+++ Testo da leggere +++

Non avendo moto proprio, il polline ha bisogno di essere trasportato: se ne incaricano il vento, di rado l’acqua, e le api mellifere. Nell’apiario di Armanda ho la fortuna di assistere a distanza ravvicinata al rito antichissimo collegato alla riproduzione delle piante e, di rimando, a un evento che ci riguarda direttamente. Ne sono rapita e non mi allontanerei più. Una di loro tenta di assaggiarmi, ma per fortuna non trova varchi nella tuta integrale (tuta gialla!) che mi protegge. Resto tuttavia dell’idea che non volesse pungermi, ma solo testarmi un po’, per vedere se fosse il caso di danzare. Niente da segnalare, care compagne: questa roba non è affatto zuccherina.

Armanda è una donna carismatica, molto forte. La ricordo da giovane, bellissima, un gran manto di capelli lunghi e ricci. L’ho rincontrata dopo più di trent’anni e ancora mi hanno colpito i suoi occhi. Lo stesso sguardo di allora – intensissimo – ora acceso dal fuoco di una bruciante passione. Nel 1989 lei e il marito Emilio – che teneva qualche arnia nel podere di famiglia vicino a Colorno – hanno acquistato a Santa Lucia una casa-torre inserita in un gruppo di edifici abbandonati e diroccati, dove all’epoca non abitava anima viva. Era l’ultima in fondo alla sterrata che percorre la dorsale dello stretto rilievo collinare. La strada continua a non essere asfaltata, mentre oggi le abitazioni sono state ristrutturate e la compagnia di altri esseri umani più o meno stanziali ha tolto la coppia dal suo eremitaggio.

Armanda vanta nonni contadini, ma il richiamo della terra è cresciuto con gradualità. Con Emilio e le bambine ha iniziato a spostarsi in campagna ogni fine settimana. Un’abitudine divenuta essenziale, il desideratissimo momento di vita familiare libera, armonica, rallentata. Appena scesi dall'automobile, ognuno volava alle sue attività e ai giochi preferiti, tutti a contatto con la natura. L’amato ritiro fuori città consentiva a ciascuno di ri-trovarsi, con gli altri, a fine giornata, nei racconti, nelle risate e nelle confidenze della casa. Con rigore e grande dirittura morale – dopo anni di continuo e serio lavoro amatoriale con le api e la terra – nel 2009 Armanda diventa apicoltrice. La dotazione di 200 arnie del 1989 è salita alle circa 500 attuali, disseminate in svariate postazioni scelte in ragione delle specifiche fioriture. Peccato non poter dire altro di quei luoghi: i furti in apiario sono amaramente all’ordine del giorno.

+++ Voci in elenco +++

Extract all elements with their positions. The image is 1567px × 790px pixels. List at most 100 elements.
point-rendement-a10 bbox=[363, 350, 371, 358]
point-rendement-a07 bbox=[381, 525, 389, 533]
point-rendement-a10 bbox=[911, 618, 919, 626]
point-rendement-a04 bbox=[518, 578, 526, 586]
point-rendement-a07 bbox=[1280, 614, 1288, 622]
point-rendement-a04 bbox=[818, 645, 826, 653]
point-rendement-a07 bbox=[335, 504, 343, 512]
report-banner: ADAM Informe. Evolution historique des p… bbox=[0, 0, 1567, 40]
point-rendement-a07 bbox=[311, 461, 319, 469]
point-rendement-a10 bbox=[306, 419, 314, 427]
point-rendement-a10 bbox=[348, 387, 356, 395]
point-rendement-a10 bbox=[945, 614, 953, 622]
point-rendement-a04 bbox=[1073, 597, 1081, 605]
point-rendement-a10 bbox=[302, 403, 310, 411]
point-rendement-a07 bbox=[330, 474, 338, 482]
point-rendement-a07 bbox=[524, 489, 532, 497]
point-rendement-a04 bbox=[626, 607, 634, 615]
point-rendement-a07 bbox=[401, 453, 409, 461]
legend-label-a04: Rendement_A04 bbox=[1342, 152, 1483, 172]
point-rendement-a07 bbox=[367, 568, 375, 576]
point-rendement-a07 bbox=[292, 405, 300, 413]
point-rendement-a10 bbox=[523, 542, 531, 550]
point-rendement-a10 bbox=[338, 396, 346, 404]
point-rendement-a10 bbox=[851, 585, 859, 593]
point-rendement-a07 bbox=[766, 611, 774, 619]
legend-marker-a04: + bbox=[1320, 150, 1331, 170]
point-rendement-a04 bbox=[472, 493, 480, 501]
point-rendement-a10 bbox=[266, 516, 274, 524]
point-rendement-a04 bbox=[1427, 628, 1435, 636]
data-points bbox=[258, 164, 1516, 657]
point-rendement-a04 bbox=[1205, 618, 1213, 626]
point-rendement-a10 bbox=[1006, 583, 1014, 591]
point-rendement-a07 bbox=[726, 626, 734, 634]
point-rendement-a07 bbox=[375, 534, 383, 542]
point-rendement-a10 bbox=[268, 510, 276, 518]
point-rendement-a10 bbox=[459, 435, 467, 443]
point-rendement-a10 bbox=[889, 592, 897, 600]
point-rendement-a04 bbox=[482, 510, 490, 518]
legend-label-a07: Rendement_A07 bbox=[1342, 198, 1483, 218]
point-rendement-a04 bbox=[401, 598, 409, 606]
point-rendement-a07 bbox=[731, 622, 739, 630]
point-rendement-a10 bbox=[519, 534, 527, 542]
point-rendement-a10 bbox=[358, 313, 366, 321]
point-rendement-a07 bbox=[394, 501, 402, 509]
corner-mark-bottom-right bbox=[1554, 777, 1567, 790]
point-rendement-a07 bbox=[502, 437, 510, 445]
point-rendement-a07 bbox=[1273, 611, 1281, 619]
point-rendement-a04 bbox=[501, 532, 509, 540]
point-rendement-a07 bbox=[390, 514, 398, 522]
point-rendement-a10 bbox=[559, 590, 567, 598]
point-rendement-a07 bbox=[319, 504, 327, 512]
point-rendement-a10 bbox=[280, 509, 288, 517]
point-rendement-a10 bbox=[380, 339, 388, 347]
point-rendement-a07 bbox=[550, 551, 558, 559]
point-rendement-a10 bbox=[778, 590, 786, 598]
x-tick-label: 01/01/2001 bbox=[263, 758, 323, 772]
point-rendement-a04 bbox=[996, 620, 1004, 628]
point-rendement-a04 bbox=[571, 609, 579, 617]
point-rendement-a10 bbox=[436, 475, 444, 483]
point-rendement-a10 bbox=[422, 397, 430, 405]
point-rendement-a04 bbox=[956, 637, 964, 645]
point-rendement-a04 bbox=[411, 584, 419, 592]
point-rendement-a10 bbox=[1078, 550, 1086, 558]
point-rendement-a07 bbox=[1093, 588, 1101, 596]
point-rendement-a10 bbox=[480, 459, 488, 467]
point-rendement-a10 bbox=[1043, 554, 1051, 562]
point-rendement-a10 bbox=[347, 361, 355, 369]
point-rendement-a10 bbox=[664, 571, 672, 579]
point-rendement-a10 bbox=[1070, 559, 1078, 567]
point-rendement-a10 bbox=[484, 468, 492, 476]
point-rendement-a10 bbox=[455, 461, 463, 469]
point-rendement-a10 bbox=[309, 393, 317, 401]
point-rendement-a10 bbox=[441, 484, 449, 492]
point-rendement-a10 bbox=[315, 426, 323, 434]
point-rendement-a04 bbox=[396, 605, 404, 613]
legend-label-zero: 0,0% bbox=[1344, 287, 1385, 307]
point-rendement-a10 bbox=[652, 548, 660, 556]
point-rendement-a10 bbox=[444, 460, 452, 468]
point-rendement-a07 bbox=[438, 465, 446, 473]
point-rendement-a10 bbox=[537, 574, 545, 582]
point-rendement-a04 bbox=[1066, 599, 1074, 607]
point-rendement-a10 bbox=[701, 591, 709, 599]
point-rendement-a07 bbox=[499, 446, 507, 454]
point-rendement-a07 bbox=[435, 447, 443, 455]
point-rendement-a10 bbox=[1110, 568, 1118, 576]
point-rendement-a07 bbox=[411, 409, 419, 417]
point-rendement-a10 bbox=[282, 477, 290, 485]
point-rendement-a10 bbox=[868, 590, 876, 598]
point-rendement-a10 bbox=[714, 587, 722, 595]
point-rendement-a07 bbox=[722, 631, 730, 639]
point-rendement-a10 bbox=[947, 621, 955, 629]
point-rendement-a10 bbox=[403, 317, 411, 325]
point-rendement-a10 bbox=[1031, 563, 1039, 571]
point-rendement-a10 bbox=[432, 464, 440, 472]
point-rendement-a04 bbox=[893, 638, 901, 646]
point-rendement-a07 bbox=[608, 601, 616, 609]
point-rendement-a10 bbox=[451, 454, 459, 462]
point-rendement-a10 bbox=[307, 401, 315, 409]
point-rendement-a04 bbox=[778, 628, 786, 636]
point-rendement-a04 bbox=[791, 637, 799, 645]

+++

## Compito assegnato 1
Riscrivi dal testo su Armanda e le api tutto quello che va da "Non avendo moto" giù fino a "è affatto zuccherina.", senza cambiare nulla.
## Compito assegnato 2
Traduci in inglese questa frase del testo su Armanda e le api: "Con Emilio e le bambine ha iniziato a spostarsi in campagna ogni fine settimana."
## Compito assegnato 3
Prosegui il testo su Armanda e le api dal punto in cui si interrompe.
L'elenco arriva da un'altra fonte.

## Esito del compito 1
Non avendo moto proprio, il polline ha bisogno di essere trasportato: se ne incaricano il vento, di rado l’acqua, e le api mellifere. Nell’apiario di Armanda ho la fortuna di assistere a distanza ravvicinata al rito antichissimo collegato alla riproduzione delle piante e, di rimando, a un evento che ci riguarda direttamente. Ne sono rapita e non mi allontanerei più. Una di loro tenta di assaggiarmi, ma per fortuna non trova varchi nella tuta integrale (tuta gialla!) che mi protegge. Resto tuttavia dell’idea che non volesse pungermi, ma solo testarmi un po’, per vedere se fosse il caso di danzare. Niente da segnalare, care compagne: questa roba non è affatto zuccherina.

## Esito del compito 2
With Emilio and the girls, she began going to the countryside every weekend.

## Esito del compito 3
L’apiario si trova a metà della scarpata sotto casa ed è letteralmente immerso in un numero e in una varietà di piante sorprendente. Mi concentro su uno dei tanti grossi rosmarini presi d’assalto da un’orda di api scatenate: sembrano in preda a una specie di follia bulimica, un’ebbrezza dionisiaca che tutto sommato credo di capire.
Cerco l’inquadratura. Il cespuglio in fiore, lo stato d’alterazione degli insetti, sullo sfondo una valletta coltivata, pezzature verde tenue alternate ad altre di sola terra arata, elegantissimo nudo marrone, chiaroscurato. Sull’altura di fronte, la cortina di cupo smeraldo dei boschi di castagno. Ma la vera primadonna di quella pacata composizione è l’unico albero presente: un grande melo fiorito. Se la verticalità del suo tronco esalta l’andamento mosso del terreno circostante, la nuvola bianca della chioma pare galleggiarvi: complice la sua consistenza rarefatta (si riconosce essere formata da mille macchiette chiare sovrapposte che rendono l’immagine di vibrante profondità), come un palloncino pare muoversi sospinta dal vento. Ma come abbiamo potuto rendere la pianura di Parma quel desolante quadro d’inaudita piattezza che vediamo? Un simile evento miracoloso può capitare da noi ormai solo in collina o in montagna.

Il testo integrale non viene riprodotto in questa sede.